WHAT NEEDS TO BE DONE:
Find the string "Contract" in the listing and report every line that has it.

[Excerpts from a figure dataset]
%%
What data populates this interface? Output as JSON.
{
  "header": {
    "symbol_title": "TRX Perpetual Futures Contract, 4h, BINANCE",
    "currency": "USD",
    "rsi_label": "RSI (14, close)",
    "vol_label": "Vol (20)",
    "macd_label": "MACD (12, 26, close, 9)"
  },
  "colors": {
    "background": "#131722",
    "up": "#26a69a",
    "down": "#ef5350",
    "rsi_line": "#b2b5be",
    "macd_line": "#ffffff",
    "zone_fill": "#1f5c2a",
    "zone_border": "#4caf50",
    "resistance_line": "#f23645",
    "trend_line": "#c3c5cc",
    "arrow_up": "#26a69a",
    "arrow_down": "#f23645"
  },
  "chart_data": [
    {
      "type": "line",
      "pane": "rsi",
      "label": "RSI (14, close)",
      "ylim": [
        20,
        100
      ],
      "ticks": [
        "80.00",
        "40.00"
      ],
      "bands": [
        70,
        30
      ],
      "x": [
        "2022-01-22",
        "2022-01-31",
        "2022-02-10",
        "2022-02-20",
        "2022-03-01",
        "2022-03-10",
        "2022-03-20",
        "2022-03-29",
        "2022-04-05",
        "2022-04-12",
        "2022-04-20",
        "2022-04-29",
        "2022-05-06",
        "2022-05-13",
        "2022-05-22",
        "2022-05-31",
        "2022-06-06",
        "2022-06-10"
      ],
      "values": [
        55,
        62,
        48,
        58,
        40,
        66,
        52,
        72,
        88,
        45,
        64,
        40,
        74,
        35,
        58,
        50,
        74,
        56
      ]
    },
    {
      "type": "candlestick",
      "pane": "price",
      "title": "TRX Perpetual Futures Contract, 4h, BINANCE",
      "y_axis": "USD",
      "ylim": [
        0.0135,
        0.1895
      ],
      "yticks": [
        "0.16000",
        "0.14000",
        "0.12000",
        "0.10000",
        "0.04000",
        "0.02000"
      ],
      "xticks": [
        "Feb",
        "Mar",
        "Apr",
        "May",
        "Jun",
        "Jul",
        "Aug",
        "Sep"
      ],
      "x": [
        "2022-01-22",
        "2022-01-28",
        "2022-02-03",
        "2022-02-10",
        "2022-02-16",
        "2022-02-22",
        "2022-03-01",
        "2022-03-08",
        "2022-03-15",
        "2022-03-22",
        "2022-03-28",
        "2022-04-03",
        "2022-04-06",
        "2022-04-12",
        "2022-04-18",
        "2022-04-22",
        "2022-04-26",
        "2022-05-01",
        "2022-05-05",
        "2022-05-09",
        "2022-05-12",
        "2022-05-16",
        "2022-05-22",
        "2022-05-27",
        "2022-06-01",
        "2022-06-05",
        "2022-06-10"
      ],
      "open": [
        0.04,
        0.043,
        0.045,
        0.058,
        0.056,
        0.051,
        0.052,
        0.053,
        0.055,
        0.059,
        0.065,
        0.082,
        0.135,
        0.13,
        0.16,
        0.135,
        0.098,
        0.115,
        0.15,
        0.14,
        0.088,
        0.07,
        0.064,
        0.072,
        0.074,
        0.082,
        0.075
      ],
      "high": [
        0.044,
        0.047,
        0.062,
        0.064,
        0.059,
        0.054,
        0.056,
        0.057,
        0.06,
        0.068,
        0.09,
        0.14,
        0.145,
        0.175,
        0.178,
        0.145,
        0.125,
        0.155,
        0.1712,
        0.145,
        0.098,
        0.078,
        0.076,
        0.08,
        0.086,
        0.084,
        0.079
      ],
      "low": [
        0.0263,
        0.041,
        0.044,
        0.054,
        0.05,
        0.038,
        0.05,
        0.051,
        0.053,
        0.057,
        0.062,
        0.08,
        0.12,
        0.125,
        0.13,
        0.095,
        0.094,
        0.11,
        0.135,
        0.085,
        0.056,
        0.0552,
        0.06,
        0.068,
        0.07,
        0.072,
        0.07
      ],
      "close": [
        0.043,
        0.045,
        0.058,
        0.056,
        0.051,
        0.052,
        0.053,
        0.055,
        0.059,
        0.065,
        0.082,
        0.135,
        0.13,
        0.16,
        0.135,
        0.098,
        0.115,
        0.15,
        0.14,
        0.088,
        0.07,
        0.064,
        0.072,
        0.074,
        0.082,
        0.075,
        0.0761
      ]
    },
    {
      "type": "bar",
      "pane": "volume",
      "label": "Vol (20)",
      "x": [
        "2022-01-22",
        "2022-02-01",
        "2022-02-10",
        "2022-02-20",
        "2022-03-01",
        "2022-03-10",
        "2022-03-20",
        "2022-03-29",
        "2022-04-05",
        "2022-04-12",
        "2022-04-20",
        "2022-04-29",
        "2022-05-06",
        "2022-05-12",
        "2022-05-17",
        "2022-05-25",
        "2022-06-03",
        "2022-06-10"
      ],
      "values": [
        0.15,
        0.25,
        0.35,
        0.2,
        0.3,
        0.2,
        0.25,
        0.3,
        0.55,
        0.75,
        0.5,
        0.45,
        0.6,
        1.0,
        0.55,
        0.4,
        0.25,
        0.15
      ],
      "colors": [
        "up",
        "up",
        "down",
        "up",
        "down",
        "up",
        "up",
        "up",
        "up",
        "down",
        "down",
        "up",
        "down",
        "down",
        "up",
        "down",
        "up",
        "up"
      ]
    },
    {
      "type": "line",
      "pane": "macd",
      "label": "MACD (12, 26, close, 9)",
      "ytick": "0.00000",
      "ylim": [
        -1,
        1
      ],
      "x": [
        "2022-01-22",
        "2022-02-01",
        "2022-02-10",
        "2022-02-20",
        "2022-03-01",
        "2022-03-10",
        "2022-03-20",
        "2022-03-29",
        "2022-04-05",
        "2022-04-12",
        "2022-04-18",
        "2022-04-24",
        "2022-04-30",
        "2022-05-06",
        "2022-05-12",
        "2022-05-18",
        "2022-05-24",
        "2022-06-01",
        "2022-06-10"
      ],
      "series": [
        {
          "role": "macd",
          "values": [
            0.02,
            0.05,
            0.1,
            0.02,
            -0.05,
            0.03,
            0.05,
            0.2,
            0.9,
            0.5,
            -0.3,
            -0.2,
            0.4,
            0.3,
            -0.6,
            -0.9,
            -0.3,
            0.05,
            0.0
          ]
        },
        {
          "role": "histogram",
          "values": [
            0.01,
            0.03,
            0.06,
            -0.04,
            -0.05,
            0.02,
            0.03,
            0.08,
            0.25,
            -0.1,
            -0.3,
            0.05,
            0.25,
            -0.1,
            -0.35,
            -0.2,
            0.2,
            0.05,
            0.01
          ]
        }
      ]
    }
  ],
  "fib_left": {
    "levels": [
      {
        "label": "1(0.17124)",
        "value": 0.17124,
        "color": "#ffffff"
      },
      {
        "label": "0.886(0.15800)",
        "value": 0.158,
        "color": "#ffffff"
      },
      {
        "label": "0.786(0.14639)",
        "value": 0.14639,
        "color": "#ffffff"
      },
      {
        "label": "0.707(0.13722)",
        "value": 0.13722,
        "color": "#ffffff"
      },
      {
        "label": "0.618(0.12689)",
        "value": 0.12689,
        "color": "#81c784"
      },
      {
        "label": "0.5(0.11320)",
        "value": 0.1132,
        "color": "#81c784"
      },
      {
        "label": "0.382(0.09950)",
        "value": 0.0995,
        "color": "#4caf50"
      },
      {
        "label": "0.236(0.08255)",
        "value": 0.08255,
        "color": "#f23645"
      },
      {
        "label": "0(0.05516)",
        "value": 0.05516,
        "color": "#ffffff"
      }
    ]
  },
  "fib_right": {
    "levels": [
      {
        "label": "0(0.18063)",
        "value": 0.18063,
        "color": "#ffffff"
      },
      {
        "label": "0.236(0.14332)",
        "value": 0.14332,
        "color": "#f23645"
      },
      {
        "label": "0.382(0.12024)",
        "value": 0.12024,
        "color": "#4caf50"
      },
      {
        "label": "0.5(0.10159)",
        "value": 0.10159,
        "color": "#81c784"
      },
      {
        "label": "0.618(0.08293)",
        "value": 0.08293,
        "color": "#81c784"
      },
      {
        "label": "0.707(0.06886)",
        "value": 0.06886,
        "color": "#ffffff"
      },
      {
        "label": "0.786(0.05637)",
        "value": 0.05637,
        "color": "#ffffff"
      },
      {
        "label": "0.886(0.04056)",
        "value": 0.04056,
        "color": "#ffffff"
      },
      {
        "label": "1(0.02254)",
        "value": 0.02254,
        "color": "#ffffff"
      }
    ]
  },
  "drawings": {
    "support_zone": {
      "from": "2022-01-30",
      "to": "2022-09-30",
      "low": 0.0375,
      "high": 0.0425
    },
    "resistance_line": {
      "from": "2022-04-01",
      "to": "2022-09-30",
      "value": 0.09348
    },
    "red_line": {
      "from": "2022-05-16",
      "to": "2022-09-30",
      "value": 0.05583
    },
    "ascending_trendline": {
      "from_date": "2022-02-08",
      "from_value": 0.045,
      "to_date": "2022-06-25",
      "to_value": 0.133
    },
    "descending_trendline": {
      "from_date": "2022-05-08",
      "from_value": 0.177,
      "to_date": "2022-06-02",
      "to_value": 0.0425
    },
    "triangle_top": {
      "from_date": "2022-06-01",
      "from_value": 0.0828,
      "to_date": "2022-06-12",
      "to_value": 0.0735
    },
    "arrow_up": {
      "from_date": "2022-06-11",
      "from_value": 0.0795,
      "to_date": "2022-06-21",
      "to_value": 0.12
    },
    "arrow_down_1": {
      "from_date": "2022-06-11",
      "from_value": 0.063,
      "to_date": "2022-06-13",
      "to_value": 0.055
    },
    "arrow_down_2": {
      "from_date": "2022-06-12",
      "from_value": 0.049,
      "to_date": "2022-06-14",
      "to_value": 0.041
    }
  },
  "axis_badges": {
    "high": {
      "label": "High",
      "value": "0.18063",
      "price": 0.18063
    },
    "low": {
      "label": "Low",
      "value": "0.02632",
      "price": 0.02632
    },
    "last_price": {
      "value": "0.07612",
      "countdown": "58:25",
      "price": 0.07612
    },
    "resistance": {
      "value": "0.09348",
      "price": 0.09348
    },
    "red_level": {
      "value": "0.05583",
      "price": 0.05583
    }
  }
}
%%
COMPLETED TASK:
    "symbol_title": "TRX Perpetual Futures Contract, 4h, BINANCE",
      "title": "TRX Perpetual Futures Contract, 4h, BINANCE",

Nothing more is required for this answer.